(Dataset entries on figures)
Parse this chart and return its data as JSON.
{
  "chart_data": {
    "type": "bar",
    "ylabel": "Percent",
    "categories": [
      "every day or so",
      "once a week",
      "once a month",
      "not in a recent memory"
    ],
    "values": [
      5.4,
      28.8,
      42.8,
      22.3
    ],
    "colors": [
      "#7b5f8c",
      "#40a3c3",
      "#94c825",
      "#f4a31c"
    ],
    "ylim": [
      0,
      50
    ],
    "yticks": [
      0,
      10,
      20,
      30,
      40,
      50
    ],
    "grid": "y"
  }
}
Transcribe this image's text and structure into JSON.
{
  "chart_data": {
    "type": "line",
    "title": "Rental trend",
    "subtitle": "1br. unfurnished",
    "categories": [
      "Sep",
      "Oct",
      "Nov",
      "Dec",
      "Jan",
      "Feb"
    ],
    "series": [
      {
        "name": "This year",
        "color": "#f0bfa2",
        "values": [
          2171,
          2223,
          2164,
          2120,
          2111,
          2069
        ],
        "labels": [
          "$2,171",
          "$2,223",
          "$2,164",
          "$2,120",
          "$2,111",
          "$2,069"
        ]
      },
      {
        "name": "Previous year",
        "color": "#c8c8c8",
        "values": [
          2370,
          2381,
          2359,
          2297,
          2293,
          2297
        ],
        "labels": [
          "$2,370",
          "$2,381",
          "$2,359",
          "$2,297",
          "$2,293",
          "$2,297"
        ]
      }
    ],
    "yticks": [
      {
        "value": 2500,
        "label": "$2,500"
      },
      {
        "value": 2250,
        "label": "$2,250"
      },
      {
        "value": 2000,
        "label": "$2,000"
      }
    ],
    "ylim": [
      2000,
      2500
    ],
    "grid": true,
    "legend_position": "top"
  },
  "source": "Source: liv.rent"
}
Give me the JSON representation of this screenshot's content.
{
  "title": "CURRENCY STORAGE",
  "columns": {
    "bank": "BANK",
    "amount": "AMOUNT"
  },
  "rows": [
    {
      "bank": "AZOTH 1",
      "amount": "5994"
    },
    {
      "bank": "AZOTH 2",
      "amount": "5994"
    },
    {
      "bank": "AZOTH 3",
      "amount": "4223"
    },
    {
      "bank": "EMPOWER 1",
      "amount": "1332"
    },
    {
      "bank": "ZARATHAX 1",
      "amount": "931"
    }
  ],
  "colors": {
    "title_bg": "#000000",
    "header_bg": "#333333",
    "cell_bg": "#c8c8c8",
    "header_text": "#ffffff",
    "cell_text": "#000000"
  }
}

■ EXERCISE AIM: Give back all the records exactly as they stand.

■ COMPLETED EXERCISE:
Parse this chart and return its data as JSON.
{
  "chart_data": {
    "type": "bar",
    "ylabel": "Percent",
    "categories": [
      "every day or so",
      "once a week",
      "once a month",
      "not in a recent memory"
    ],
    "values": [
      5.4,
      28.8,
      42.8,
      22.3
    ],
    "colors": [
      "#7b5f8c",
      "#40a3c3",
      "#94c825",
      "#f4a31c"
    ],
    "ylim": [
      0,
      50
    ],
    "yticks": [
      0,
      10,
      20,
      30,
      40,
      50
    ],
    "grid": "y"
  }
}
Transcribe this image's text and structure into JSON.
{
  "chart_data": {
    "type": "line",
    "title": "Rental trend",
    "subtitle": "1br. unfurnished",
    "categories": [
      "Sep",
      "Oct",
      "Nov",
      "Dec",
      "Jan",
      "Feb"
    ],
    "series": [
      {
        "name": "This year",
        "color": "#f0bfa2",
        "values": [
          2171,
          2223,
          2164,
          2120,
          2111,
          2069
        ],
        "labels": [
          "$2,171",
          "$2,223",
          "$2,164",
          "$2,120",
          "$2,111",
          "$2,069"
        ]
      },
      {
        "name": "Previous year",
        "color": "#c8c8c8",
        "values": [
          2370,
          2381,
          2359,
          2297,
          2293,
          2297
        ],
        "labels": [
          "$2,370",
          "$2,381",
          "$2,359",
          "$2,297",
          "$2,293",
          "$2,297"
        ]
      }
    ],
    "yticks": [
      {
        "value": 2500,
        "label": "$2,500"
      },
      {
        "value": 2250,
        "label": "$2,250"
      },
      {
        "value": 2000,
        "label": "$2,000"
      }
    ],
    "ylim": [
      2000,
      2500
    ],
    "grid": true,
    "legend_position": "top"
  },
  "source": "Source: liv.rent"
}
Give me the JSON representation of this screenshot's content.
{
  "title": "CURRENCY STORAGE",
  "columns": {
    "bank": "BANK",
    "amount": "AMOUNT"
  },
  "rows": [
    {
      "bank": "AZOTH 1",
      "amount": "5994"
    },
    {
      "bank": "AZOTH 2",
      "amount": "5994"
    },
    {
      "bank": "AZOTH 3",
      "amount": "4223"
    },
    {
      "bank": "EMPOWER 1",
      "amount": "1332"
    },
    {
      "bank": "ZARATHAX 1",
      "amount": "931"
    }
  ],
  "colors": {
    "title_bg": "#000000",
    "header_bg": "#333333",
    "cell_bg": "#c8c8c8",
    "header_text": "#ffffff",
    "cell_text": "#000000"
  }
}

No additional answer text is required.